>> Begin PASSAGE SHOWN
In this section, I perform \(100\) iterations of the above simulation and model fitting process. There are far too many posteriors to interpret individually. So, in Figure 12, all the marginal densities of \(\sigma\) and \(\nu\) are overlaid for easy comparison. The divergences are added as a rug plot at the bottom of the two plots.

simulation_results <- as.list(rep(NA, 10))

for (i in 1:100) {
  sim_data <- simData(n = 10)
  # sample from posterior for big data set
  stan_data <- list(I = 10,
                    t = sim_data$t[-c(1)],
                    y = sim_data$y[-c(1)],
                    a_hat = mean(sim_data$t[-c(1)] /
                                 sim_data$y[-c(1)]),
                    b_hat = 10)
>> End PASSAGE SHOWN
>> Begin DATA RECORDS
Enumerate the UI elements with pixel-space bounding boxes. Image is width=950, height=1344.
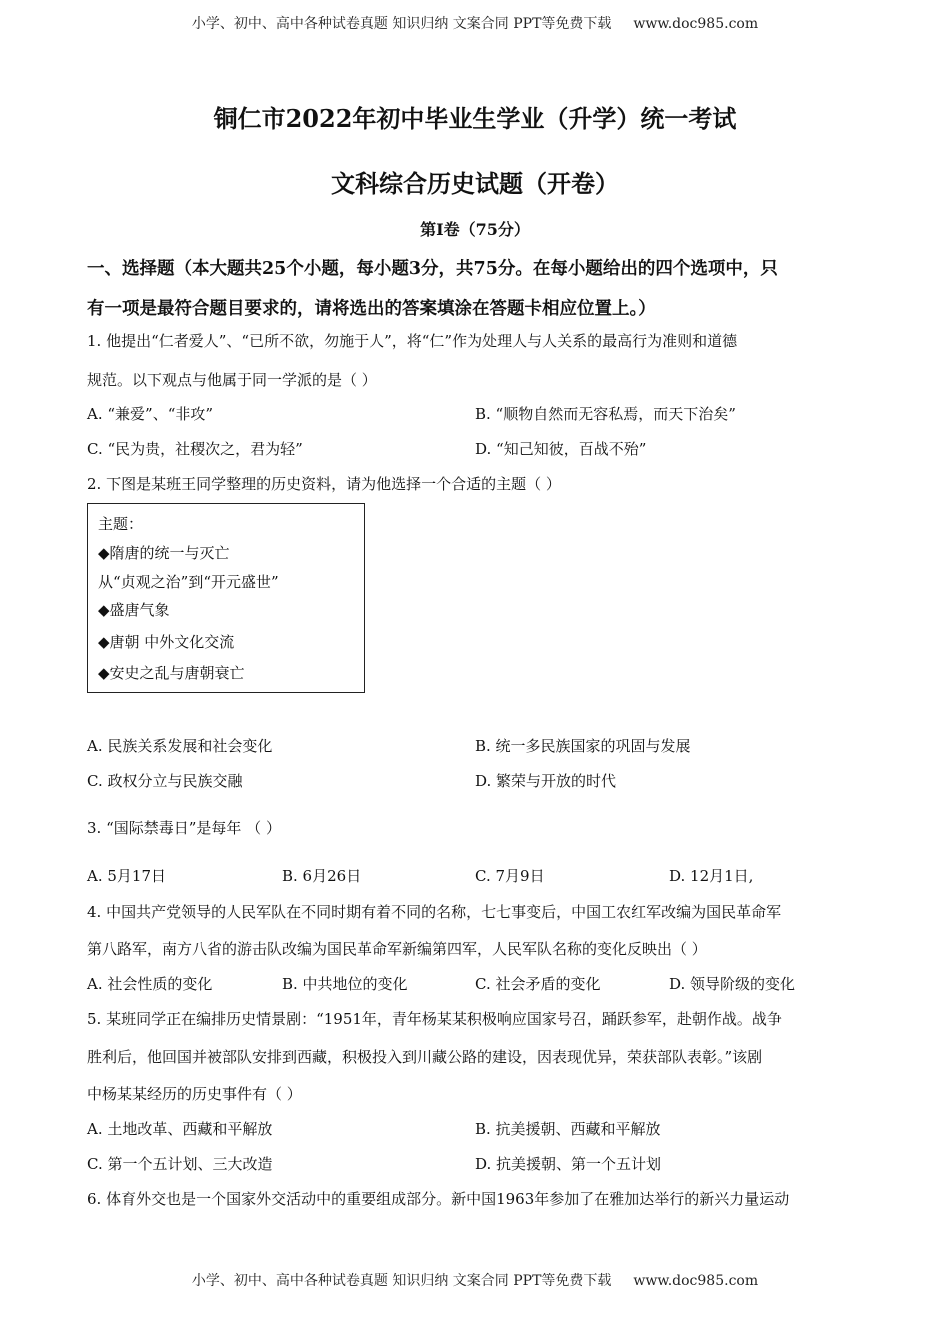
exam-subtitle: 文科综合历史试题（开卷） [331,169,619,198]
header-site-link[interactable]: www.doc985.com [633,16,759,32]
volume-label: 第I卷（75分） [420,220,530,239]
q2-material-box [87,503,365,693]
q5-option-d: D. 抗美援朝、第一个五计划 [475,1155,662,1173]
page-footer [0,1270,950,1290]
exam-title: 铜仁市2022年初中毕业生学业（升学）统一考试 [213,104,737,133]
q5-stem-line2: 胜利后，他回国并被部队安排到西藏，积极投入到川藏公路的建设，因表现优异，荣获部队表彰。”该剧 [87,1048,763,1066]
q4-option-b: B. 中共地位的变化 [282,975,408,993]
q4-option-d: D. 领导阶级的变化 [669,975,796,993]
q1-stem-line1: 1. 他提出“仁者爱人”、“已所不欲，勿施于人”，将“仁”作为处理人与人关系的最高行为准则和道德 [87,332,738,350]
q5-option-c: C. 第一个五计划、三大改造 [87,1155,273,1173]
q5-option-a: A. 土地改革、西藏和平解放 [87,1120,273,1138]
q3-option-c: C. 7月9日 [475,867,545,885]
page-header [0,13,950,33]
q5-option-b: B. 抗美援朝、西藏和平解放 [475,1120,661,1138]
q2-box-line: 从“贞观之治”到“开元盛世” [98,573,279,591]
q1-stem-line2: 规范。以下观点与他属于同一学派的是（ ） [87,371,377,389]
q3-option-d: D. 12月1日, [669,867,754,885]
q2-box-line: ◆安史之乱与唐朝衰亡 [98,664,245,682]
section-instructions-line2: 有一项是最符合题目要求的，请将选出的答案填涂在答题卡相应位置上。） [87,299,656,319]
q3-option-a: A. 5月17日 [87,867,166,885]
q6-stem-line1: 6. 体育外交也是一个国家外交活动中的重要组成部分。新中国1963年参加了在雅加达举行的新兴力量运动 [87,1190,790,1208]
q2-stem: 2. 下图是某班王同学整理的历史资料，请为他选择一个合适的主题（ ） [87,475,561,493]
footer-site-link[interactable]: www.doc985.com [633,1273,759,1289]
q2-box-line: 主题： [98,515,144,533]
q4-stem-line1: 4. 中国共产党领导的人民军队在不同时期有着不同的名称，七七事变后，中国工农红军改编为国民革命军 [87,903,782,921]
q1-option-d: D. “知己知彼，百战不殆” [475,440,647,458]
q3-stem: 3. “国际禁毒日”是每年 （ ） [87,819,281,837]
q1-option-a: A. “兼爱”、“非攻” [87,405,214,423]
section-instructions-line1: 一、选择题（本大题共25个小题，每小题3分，共75分。在每小题给出的四个选项中，只 [87,259,778,279]
header-text: 小学、初中、高中各种试卷真题 知识归纳 文案合同 PPT等免费下载 [191,16,612,32]
q2-box-line: ◆隋唐的统一与灭亡 [98,544,230,562]
q2-box-line: ◆唐朝 中外文化交流 [98,633,235,651]
q4-option-c: C. 社会矛盾的变化 [475,975,601,993]
q4-stem-line2: 第八路军，南方八省的游击队改编为国民革命军新编第四军，人民军队名称的变化反映出（ ） [87,940,707,958]
q5-stem-line3: 中杨某某经历的历史事件有（ ） [87,1085,302,1103]
q2-box-line: ◆盛唐气象 [98,601,170,619]
q2-option-d: D. 繁荣与开放的时代 [475,772,617,790]
q2-option-a: A. 民族关系发展和社会变化 [87,737,273,755]
q1-option-b: B. “顺物自然而无容私焉，而天下治矣” [475,405,736,423]
q5-stem-line1: 5. 某班同学正在编排历史情景剧：“1951年，青年杨某某积极响应国家号召，踊跃参军，赴朝作战。战争 [87,1010,782,1028]
q3-option-b: B. 6月26日 [282,867,362,885]
footer-text: 小学、初中、高中各种试卷真题 知识归纳 文案合同 PPT等免费下载 [191,1273,612,1289]
q2-option-c: C. 政权分立与民族交融 [87,772,243,790]
q2-option-b: B. 统一多民族国家的巩固与发展 [475,737,691,755]
q1-option-c: C. “民为贵，社稷次之，君为轻” [87,440,303,458]
q4-option-a: A. 社会性质的变化 [87,975,213,993]
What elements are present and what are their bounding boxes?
>> End DATA RECORDS
_PROBLEM SET_:
(1) Translate this sentence from the simulation passage into Spanish: "There are far too many posteriors to interpret individually."
(2) Pick up the simulation passage right after its final line of code and keep writing it.

_PER-TASK ANSWERS_:
(1) Hay demasiadas distribuciones posteriores como para interpretarlas una por una.

(2)
  GP_post <- rstan::sampling(GP_c,
                             data = stan_data,
                             chains = 4,
                             iter = 5000,
                             warmup = 500,
                             control = list(adapt_delta = 0.99, 
                                            max_treedepth = 13),
                             verbose = FALSE,
                             seed = 1234)
  
  
  samples <- as_draws_df(GP_post)
  divergencies <- nuts_params(GP_post) %>% 
    filter(Parameter == "divergent__")
  
  
  simulation_results[[i]] <- left_join(samples, 
                                       divergencies, 
                                       by = c(".chain" = "Chain", 
                                              ".iteration" = "Iteration"))
  
  rm(GP_post)
}
p1 <- bind_rows(simulation_results, .id = "df") %>%
  ggplot(aes(x = sigma, group = df)) + 
  geom_density(col = "grey", alpha = 0.4) +
  geom_vline(xintercept = 4) +
  geom_rug(data = filter(bind_rows(simulation_results, 
                                   .id = "df"), 
                         Value == 1), 
           col = "red",
           alpha = 0.3)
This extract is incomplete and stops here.